[Data listing]
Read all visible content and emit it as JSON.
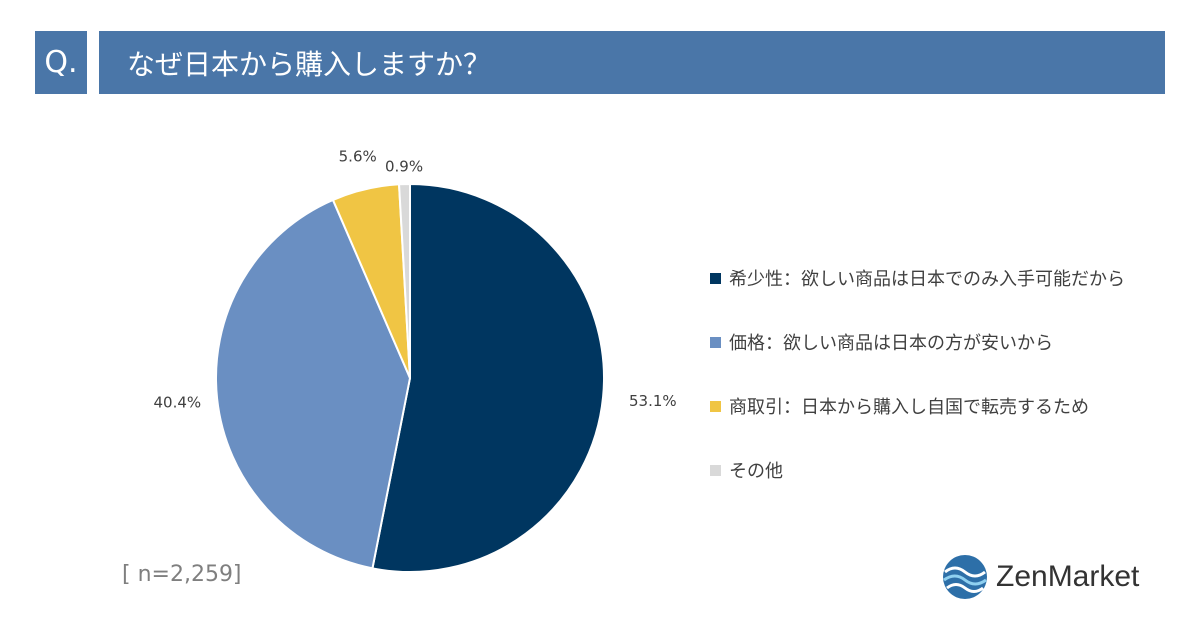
{
  "header": {
    "q_label": "Q.",
    "question": "なぜ日本から購入しますか？"
  },
  "chart_data": {
    "type": "pie",
    "title": "なぜ日本から購入しますか？",
    "categories": [
      "希少性：欲しい商品は日本でのみ入手可能だから",
      "価格：欲しい商品は日本の方が安いから",
      "商取引：日本から購入し自国で転売するため",
      "その他"
    ],
    "values": [
      53.1,
      40.4,
      5.6,
      0.9
    ],
    "value_labels": [
      "53.1%",
      "40.4%",
      "5.6%",
      "0.9%"
    ],
    "colors": [
      "#003660",
      "#6a8fc2",
      "#f0c544",
      "#d9d9d9"
    ],
    "legend_position": "right"
  },
  "footer": {
    "sample_size": "[ n=2,259]",
    "brand": "ZenMarket"
  }
}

Exercise goal:
Quote the preceding listing precisely and completely, omitting its images.

Answer to this exercise:
Read all visible content and emit it as JSON.
{
  "header": {
    "q_label": "Q.",
    "question": "なぜ日本から購入しますか？"
  },
  "chart_data": {
    "type": "pie",
    "title": "なぜ日本から購入しますか？",
    "categories": [
      "希少性：欲しい商品は日本でのみ入手可能だから",
      "価格：欲しい商品は日本の方が安いから",
      "商取引：日本から購入し自国で転売するため",
      "その他"
    ],
    "values": [
      53.1,
      40.4,
      5.6,
      0.9
    ],
    "value_labels": [
      "53.1%",
      "40.4%",
      "5.6%",
      "0.9%"
    ],
    "colors": [
      "#003660",
      "#6a8fc2",
      "#f0c544",
      "#d9d9d9"
    ],
    "legend_position": "right"
  },
  "footer": {
    "sample_size": "[ n=2,259]",
    "brand": "ZenMarket"
  }
}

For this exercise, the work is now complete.